- Excerpted data:
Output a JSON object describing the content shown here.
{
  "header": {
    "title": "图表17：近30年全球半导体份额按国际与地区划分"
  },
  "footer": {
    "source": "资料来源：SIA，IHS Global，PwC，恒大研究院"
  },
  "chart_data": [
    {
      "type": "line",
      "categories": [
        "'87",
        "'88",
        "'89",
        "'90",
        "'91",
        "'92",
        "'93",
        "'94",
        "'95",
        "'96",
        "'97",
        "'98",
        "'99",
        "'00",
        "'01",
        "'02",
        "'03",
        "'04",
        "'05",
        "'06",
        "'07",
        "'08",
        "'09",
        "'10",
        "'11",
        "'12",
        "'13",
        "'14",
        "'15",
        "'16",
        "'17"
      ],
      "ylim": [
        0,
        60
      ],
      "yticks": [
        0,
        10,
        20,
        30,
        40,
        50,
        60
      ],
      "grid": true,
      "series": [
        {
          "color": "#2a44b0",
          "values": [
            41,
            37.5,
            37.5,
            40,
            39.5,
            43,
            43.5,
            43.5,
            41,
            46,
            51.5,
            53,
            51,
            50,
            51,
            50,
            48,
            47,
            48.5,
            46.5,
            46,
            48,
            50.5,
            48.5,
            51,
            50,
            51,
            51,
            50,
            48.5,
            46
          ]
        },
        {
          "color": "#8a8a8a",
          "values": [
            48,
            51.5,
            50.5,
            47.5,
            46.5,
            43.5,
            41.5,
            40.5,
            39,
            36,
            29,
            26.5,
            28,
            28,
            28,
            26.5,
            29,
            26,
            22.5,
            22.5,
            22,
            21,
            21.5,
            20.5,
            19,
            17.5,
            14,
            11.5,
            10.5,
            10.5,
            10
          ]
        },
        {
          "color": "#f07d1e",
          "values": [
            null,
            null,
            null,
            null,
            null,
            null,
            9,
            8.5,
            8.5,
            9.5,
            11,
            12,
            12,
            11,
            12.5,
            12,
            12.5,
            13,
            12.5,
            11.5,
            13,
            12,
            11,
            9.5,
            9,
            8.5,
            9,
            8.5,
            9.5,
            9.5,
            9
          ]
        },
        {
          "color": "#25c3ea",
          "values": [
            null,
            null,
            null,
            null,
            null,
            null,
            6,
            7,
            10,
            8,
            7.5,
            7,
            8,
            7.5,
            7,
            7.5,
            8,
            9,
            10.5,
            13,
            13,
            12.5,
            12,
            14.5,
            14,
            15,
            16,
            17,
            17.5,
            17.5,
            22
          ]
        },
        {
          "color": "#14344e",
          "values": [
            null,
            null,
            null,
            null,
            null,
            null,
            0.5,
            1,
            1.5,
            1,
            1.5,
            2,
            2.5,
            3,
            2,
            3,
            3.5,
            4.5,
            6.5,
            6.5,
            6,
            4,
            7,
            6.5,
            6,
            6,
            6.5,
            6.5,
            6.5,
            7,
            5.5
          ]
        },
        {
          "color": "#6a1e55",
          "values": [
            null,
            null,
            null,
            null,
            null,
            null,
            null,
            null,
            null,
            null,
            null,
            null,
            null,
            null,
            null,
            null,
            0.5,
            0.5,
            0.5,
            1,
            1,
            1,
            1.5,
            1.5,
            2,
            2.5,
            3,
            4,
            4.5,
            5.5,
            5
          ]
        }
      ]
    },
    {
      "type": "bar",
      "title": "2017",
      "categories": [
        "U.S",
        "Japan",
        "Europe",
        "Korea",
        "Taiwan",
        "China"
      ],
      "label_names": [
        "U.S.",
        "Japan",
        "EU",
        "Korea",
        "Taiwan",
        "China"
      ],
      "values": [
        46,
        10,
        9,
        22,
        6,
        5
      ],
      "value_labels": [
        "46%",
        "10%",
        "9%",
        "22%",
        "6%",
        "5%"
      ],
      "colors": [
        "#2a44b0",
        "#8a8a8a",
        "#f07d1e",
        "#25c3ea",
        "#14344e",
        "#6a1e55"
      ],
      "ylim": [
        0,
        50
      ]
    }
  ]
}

- Exercise brief: Each line in the data that holds the string "title" should be found and copied.

- Written response:
    "title": "图表17：近30年全球半导体份额按国际与地区划分"
      "title": "2017",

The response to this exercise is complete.